▶ Exercise requirements: Of the lines below, count those containing the word "user". Reply with the number alone.

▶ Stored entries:
..............................
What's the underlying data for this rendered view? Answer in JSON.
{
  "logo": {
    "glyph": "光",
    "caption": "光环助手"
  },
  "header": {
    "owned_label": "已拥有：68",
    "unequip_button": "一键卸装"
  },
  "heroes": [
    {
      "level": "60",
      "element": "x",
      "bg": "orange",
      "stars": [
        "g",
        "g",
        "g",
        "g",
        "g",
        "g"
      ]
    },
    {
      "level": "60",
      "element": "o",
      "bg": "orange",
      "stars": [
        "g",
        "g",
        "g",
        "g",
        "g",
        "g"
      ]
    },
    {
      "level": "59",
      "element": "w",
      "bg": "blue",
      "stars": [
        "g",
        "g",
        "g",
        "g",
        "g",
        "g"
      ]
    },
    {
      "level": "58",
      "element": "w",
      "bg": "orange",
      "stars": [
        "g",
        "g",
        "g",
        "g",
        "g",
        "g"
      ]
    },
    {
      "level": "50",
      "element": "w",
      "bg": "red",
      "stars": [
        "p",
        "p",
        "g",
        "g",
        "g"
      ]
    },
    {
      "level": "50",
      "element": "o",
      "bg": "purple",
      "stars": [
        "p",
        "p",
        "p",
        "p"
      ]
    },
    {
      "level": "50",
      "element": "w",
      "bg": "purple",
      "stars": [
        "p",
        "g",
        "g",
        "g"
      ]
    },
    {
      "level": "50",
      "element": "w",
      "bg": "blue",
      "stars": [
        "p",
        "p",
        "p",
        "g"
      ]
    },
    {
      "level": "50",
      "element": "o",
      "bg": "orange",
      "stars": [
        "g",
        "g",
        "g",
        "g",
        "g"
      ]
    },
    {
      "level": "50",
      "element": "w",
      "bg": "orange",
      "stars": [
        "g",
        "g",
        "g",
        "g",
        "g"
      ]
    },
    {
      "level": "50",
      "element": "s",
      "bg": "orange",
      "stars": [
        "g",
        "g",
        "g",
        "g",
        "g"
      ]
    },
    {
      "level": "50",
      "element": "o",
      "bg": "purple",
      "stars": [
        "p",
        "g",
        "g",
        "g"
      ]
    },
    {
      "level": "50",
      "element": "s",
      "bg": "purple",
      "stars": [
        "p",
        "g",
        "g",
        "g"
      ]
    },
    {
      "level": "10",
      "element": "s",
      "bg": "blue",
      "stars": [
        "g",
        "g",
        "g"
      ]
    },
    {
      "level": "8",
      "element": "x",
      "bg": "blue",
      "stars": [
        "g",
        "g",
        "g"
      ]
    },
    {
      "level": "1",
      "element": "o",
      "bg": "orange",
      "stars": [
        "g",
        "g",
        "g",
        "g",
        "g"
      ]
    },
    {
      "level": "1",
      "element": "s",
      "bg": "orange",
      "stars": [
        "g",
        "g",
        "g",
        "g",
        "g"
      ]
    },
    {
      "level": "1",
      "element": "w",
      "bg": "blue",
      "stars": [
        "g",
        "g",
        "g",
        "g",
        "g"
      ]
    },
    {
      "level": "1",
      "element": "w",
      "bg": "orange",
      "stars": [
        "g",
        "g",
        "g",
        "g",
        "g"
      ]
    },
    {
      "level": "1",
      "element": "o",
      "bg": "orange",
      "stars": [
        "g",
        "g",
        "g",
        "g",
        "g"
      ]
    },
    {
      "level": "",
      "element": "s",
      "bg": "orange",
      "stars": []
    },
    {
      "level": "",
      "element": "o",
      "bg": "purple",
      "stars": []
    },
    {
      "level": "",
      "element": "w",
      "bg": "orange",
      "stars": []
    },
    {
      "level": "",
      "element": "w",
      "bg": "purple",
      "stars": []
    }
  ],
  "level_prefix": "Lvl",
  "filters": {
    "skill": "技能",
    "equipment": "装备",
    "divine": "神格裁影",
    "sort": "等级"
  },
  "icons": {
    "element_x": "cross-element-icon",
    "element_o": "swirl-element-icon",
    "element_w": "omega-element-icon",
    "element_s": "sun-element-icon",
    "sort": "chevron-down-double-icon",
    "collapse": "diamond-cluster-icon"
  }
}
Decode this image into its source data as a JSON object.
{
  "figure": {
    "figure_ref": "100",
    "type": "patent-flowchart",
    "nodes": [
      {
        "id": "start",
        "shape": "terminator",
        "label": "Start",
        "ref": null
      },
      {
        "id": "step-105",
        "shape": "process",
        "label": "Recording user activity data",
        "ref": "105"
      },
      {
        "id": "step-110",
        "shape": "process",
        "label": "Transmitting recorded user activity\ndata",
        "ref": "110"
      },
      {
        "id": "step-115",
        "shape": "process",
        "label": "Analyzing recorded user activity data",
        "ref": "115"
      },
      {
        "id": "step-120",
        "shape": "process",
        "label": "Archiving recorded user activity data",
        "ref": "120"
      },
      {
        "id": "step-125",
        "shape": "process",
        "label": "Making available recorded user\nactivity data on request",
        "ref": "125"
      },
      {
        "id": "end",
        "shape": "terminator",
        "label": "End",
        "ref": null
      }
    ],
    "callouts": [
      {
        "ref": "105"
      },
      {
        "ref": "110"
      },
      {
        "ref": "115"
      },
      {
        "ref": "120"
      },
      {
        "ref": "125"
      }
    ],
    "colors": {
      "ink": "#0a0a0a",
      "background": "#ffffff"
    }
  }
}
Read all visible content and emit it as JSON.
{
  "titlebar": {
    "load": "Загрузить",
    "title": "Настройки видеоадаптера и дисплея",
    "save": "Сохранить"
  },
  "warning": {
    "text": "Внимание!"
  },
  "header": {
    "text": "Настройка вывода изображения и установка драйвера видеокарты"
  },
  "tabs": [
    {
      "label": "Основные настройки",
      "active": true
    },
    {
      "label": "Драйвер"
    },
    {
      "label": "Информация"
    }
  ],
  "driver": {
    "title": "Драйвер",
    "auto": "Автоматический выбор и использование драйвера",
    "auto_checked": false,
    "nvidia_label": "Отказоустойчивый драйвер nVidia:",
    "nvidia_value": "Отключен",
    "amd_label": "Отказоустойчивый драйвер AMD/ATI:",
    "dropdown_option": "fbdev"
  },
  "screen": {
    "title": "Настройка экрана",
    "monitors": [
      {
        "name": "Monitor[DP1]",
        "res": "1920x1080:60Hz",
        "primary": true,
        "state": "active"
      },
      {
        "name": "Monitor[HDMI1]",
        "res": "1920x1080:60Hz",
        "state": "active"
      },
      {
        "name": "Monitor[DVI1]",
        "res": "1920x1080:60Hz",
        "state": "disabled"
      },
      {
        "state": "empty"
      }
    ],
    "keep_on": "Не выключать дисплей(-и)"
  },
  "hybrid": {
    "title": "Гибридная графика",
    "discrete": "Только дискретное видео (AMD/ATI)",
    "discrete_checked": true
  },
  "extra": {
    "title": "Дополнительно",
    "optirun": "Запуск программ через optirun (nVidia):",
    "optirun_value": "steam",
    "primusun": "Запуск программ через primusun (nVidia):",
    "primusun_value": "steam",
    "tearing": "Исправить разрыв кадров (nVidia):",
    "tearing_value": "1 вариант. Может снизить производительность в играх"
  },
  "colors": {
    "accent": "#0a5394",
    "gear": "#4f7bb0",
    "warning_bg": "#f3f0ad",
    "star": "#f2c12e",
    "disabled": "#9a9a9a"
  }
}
..............................
▶ Solution to this problem: 5